YOUR OBJECTIVE
Repeat the data below line for line, with no changes.

↓

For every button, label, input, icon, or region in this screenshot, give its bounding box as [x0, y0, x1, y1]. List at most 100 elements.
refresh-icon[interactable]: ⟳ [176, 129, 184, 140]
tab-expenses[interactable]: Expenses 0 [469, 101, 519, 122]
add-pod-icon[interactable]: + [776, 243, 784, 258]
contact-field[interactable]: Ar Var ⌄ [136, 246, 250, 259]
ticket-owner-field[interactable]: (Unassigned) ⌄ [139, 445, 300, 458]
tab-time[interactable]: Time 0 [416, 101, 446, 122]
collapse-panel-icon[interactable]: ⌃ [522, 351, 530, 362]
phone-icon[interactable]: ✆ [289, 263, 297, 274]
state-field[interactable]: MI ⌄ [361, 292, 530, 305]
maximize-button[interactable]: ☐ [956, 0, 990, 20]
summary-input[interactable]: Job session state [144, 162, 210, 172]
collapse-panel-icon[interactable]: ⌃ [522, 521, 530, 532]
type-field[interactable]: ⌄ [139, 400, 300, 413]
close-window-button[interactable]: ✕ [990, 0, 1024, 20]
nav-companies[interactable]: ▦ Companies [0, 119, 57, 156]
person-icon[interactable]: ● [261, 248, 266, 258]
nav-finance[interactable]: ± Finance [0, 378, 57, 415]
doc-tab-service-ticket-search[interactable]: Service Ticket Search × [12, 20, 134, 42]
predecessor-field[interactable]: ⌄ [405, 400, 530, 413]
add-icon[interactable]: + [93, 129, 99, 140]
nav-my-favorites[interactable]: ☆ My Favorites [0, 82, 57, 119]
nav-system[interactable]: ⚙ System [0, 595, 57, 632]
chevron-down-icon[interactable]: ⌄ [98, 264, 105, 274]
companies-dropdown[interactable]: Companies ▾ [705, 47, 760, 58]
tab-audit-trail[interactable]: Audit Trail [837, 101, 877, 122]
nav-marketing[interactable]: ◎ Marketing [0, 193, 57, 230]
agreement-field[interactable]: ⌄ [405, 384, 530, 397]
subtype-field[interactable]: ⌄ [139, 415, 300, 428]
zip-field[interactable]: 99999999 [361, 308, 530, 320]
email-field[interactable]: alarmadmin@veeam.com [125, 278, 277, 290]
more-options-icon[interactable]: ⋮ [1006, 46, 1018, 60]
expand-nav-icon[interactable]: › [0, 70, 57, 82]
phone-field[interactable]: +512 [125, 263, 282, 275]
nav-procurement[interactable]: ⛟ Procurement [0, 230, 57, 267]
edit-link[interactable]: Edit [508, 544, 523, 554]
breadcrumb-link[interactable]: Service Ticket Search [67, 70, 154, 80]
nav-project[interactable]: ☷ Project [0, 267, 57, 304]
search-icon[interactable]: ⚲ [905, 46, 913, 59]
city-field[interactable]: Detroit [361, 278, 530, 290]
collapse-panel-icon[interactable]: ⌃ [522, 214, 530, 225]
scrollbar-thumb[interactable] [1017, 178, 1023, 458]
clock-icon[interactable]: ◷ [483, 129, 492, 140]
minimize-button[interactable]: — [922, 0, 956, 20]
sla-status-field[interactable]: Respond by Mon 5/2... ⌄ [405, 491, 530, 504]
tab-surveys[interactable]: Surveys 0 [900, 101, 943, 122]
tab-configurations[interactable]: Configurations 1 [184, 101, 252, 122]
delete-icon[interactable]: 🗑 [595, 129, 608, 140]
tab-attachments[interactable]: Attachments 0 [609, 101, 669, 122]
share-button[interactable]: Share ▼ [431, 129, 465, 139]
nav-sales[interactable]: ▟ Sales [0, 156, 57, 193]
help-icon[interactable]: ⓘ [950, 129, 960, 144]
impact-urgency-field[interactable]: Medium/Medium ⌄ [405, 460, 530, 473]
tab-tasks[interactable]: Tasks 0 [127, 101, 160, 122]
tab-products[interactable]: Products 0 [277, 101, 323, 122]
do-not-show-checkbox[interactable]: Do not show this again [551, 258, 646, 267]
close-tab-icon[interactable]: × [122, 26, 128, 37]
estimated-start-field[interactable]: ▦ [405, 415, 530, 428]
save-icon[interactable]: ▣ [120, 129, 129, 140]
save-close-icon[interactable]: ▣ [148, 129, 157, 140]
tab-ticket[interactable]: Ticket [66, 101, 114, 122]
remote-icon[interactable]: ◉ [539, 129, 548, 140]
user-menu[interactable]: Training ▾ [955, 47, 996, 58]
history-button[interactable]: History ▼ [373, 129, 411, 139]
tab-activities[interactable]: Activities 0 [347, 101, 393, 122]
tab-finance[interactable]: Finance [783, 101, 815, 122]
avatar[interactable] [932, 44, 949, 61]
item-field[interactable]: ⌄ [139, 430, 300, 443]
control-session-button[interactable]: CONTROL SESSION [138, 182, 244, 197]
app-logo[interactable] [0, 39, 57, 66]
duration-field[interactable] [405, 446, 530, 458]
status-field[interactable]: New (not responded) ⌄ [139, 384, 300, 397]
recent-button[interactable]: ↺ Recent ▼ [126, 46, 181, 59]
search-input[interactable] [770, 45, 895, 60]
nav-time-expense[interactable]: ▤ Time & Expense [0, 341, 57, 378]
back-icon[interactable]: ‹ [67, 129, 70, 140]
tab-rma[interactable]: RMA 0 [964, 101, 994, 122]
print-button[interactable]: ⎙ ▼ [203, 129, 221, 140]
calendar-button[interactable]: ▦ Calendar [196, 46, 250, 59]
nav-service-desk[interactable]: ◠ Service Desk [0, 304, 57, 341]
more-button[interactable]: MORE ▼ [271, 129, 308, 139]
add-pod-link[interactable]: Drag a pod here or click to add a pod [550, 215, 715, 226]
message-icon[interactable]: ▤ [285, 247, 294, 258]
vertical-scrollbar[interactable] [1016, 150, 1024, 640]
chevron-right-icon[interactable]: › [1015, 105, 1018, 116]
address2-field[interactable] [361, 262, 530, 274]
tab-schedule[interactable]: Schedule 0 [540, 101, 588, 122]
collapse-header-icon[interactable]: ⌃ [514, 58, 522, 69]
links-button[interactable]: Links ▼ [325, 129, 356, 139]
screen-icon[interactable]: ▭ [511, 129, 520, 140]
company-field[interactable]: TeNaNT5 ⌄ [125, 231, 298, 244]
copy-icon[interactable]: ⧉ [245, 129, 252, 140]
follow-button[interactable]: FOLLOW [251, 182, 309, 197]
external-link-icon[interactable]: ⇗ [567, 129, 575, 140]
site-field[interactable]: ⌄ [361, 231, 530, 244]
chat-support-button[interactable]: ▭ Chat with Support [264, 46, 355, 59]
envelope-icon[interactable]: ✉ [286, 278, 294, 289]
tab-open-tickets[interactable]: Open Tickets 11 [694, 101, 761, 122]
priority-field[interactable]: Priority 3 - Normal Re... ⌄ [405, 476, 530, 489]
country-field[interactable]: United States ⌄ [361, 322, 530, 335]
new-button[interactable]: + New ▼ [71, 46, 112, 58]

↑

RESULT FOR THIS TASK
For every button, label, input, icon, or region in this screenshot, give its bounding box as [x0, y0, x1, y1]. List at most 100 elements.
refresh-icon[interactable]: ⟳ [176, 129, 184, 140]
tab-expenses[interactable]: Expenses 0 [469, 101, 519, 122]
add-pod-icon[interactable]: + [776, 243, 784, 258]
contact-field[interactable]: Ar Var ⌄ [136, 246, 250, 259]
ticket-owner-field[interactable]: (Unassigned) ⌄ [139, 445, 300, 458]
tab-time[interactable]: Time 0 [416, 101, 446, 122]
collapse-panel-icon[interactable]: ⌃ [522, 351, 530, 362]
phone-icon[interactable]: ✆ [289, 263, 297, 274]
state-field[interactable]: MI ⌄ [361, 292, 530, 305]
maximize-button[interactable]: ☐ [956, 0, 990, 20]
summary-input[interactable]: Job session state [144, 162, 210, 172]
collapse-panel-icon[interactable]: ⌃ [522, 521, 530, 532]
type-field[interactable]: ⌄ [139, 400, 300, 413]
close-window-button[interactable]: ✕ [990, 0, 1024, 20]
nav-companies[interactable]: ▦ Companies [0, 119, 57, 156]
person-icon[interactable]: ● [261, 248, 266, 258]
nav-finance[interactable]: ± Finance [0, 378, 57, 415]
doc-tab-service-ticket-search[interactable]: Service Ticket Search × [12, 20, 134, 42]
predecessor-field[interactable]: ⌄ [405, 400, 530, 413]
add-icon[interactable]: + [93, 129, 99, 140]
nav-my-favorites[interactable]: ☆ My Favorites [0, 82, 57, 119]
nav-system[interactable]: ⚙ System [0, 595, 57, 632]
chevron-down-icon[interactable]: ⌄ [98, 264, 105, 274]
companies-dropdown[interactable]: Companies ▾ [705, 47, 760, 58]
tab-audit-trail[interactable]: Audit Trail [837, 101, 877, 122]
nav-marketing[interactable]: ◎ Marketing [0, 193, 57, 230]
agreement-field[interactable]: ⌄ [405, 384, 530, 397]
subtype-field[interactable]: ⌄ [139, 415, 300, 428]
zip-field[interactable]: 99999999 [361, 308, 530, 320]
email-field[interactable]: alarmadmin@veeam.com [125, 278, 277, 290]
more-options-icon[interactable]: ⋮ [1006, 46, 1018, 60]
expand-nav-icon[interactable]: › [0, 70, 57, 82]
phone-field[interactable]: +512 [125, 263, 282, 275]
nav-procurement[interactable]: ⛟ Procurement [0, 230, 57, 267]
edit-link[interactable]: Edit [508, 544, 523, 554]
breadcrumb-link[interactable]: Service Ticket Search [67, 70, 154, 80]
nav-project[interactable]: ☷ Project [0, 267, 57, 304]
search-icon[interactable]: ⚲ [905, 46, 913, 59]
city-field[interactable]: Detroit [361, 278, 530, 290]
collapse-panel-icon[interactable]: ⌃ [522, 214, 530, 225]
scrollbar-thumb[interactable] [1017, 178, 1023, 458]
clock-icon[interactable]: ◷ [483, 129, 492, 140]
minimize-button[interactable]: — [922, 0, 956, 20]
sla-status-field[interactable]: Respond by Mon 5/2... ⌄ [405, 491, 530, 504]
tab-surveys[interactable]: Surveys 0 [900, 101, 943, 122]
tab-configurations[interactable]: Configurations 1 [184, 101, 252, 122]
delete-icon[interactable]: 🗑 [595, 129, 608, 140]
tab-attachments[interactable]: Attachments 0 [609, 101, 669, 122]
share-button[interactable]: Share ▼ [431, 129, 465, 139]
nav-sales[interactable]: ▟ Sales [0, 156, 57, 193]
help-icon[interactable]: ⓘ [950, 129, 960, 144]
impact-urgency-field[interactable]: Medium/Medium ⌄ [405, 460, 530, 473]
tab-tasks[interactable]: Tasks 0 [127, 101, 160, 122]
tab-products[interactable]: Products 0 [277, 101, 323, 122]
do-not-show-checkbox[interactable]: Do not show this again [551, 258, 646, 267]
close-tab-icon[interactable]: × [122, 26, 128, 37]
estimated-start-field[interactable]: ▦ [405, 415, 530, 428]
save-icon[interactable]: ▣ [120, 129, 129, 140]
save-close-icon[interactable]: ▣ [148, 129, 157, 140]
tab-ticket[interactable]: Ticket [66, 101, 114, 122]
remote-icon[interactable]: ◉ [539, 129, 548, 140]
user-menu[interactable]: Training ▾ [955, 47, 996, 58]
history-button[interactable]: History ▼ [373, 129, 411, 139]
tab-activities[interactable]: Activities 0 [347, 101, 393, 122]
tab-finance[interactable]: Finance [783, 101, 815, 122]
avatar[interactable] [932, 44, 949, 61]
item-field[interactable]: ⌄ [139, 430, 300, 443]
control-session-button[interactable]: CONTROL SESSION [138, 182, 244, 197]
app-logo[interactable] [0, 39, 57, 66]
duration-field[interactable] [405, 446, 530, 458]
status-field[interactable]: New (not responded) ⌄ [139, 384, 300, 397]
recent-button[interactable]: ↺ Recent ▼ [126, 46, 181, 59]
search-input[interactable] [770, 45, 895, 60]
nav-time-expense[interactable]: ▤ Time & Expense [0, 341, 57, 378]
back-icon[interactable]: ‹ [67, 129, 70, 140]
tab-rma[interactable]: RMA 0 [964, 101, 994, 122]
print-button[interactable]: ⎙ ▼ [203, 129, 221, 140]
calendar-button[interactable]: ▦ Calendar [196, 46, 250, 59]
nav-service-desk[interactable]: ◠ Service Desk [0, 304, 57, 341]
more-button[interactable]: MORE ▼ [271, 129, 308, 139]
add-pod-link[interactable]: Drag a pod here or click to add a pod [550, 215, 715, 226]
message-icon[interactable]: ▤ [285, 247, 294, 258]
vertical-scrollbar[interactable] [1016, 150, 1024, 640]
chevron-right-icon[interactable]: › [1015, 105, 1018, 116]
address2-field[interactable] [361, 262, 530, 274]
tab-schedule[interactable]: Schedule 0 [540, 101, 588, 122]
collapse-header-icon[interactable]: ⌃ [514, 58, 522, 69]
links-button[interactable]: Links ▼ [325, 129, 356, 139]
screen-icon[interactable]: ▭ [511, 129, 520, 140]
company-field[interactable]: TeNaNT5 ⌄ [125, 231, 298, 244]
copy-icon[interactable]: ⧉ [245, 129, 252, 140]
follow-button[interactable]: FOLLOW [251, 182, 309, 197]
external-link-icon[interactable]: ⇗ [567, 129, 575, 140]
site-field[interactable]: ⌄ [361, 231, 530, 244]
chat-support-button[interactable]: ▭ Chat with Support [264, 46, 355, 59]
envelope-icon[interactable]: ✉ [286, 278, 294, 289]
tab-open-tickets[interactable]: Open Tickets 11 [694, 101, 761, 122]
priority-field[interactable]: Priority 3 - Normal Re... ⌄ [405, 476, 530, 489]
country-field[interactable]: United States ⌄ [361, 322, 530, 335]
new-button[interactable]: + New ▼ [71, 46, 112, 58]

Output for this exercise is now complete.